PROBLEM DESCRIPTION -
From the entries provided below, copy each line that contains the word "指定教育訓練の受講をとりやめた場合".

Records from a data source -
START

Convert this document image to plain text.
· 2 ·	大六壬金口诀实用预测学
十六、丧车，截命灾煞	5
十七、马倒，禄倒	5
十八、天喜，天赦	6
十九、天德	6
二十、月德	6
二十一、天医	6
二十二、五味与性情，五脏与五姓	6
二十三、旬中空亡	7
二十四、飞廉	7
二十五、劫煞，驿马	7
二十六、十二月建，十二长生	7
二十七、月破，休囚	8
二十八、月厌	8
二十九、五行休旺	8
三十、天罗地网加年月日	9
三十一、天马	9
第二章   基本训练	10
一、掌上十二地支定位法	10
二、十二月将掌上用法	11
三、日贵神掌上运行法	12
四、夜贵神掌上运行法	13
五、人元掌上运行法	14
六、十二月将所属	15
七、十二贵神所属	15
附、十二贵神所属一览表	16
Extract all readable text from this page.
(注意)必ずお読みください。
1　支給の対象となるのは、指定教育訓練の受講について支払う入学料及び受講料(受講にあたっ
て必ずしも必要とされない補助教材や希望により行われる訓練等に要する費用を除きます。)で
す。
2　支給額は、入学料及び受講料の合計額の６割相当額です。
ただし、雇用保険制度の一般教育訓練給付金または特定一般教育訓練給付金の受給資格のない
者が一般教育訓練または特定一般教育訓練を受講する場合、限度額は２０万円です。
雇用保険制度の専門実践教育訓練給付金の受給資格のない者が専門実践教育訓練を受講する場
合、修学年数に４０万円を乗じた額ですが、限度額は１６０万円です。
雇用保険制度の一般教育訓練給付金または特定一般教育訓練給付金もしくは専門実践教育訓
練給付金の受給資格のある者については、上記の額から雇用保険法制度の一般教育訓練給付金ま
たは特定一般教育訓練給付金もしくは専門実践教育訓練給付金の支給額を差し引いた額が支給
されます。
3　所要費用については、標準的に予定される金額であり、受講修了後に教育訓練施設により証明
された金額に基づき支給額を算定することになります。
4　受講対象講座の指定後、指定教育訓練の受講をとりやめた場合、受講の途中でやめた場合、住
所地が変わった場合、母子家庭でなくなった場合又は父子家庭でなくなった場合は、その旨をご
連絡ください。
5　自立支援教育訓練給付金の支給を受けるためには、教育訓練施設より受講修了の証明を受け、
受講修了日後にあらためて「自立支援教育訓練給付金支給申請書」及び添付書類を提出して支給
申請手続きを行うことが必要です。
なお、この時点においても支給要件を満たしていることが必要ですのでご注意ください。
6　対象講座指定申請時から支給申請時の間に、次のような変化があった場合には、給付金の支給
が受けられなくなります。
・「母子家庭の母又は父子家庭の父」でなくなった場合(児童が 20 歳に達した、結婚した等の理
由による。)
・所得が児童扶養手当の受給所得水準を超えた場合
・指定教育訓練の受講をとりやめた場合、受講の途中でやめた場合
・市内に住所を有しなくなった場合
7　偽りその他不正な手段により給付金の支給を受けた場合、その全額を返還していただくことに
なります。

END

EXPECTED OUTPUT -
4　受講対象講座の指定後、指定教育訓練の受講をとりやめた場合、受講の途中でやめた場合、住
・指定教育訓練の受講をとりやめた場合、受講の途中でやめた場合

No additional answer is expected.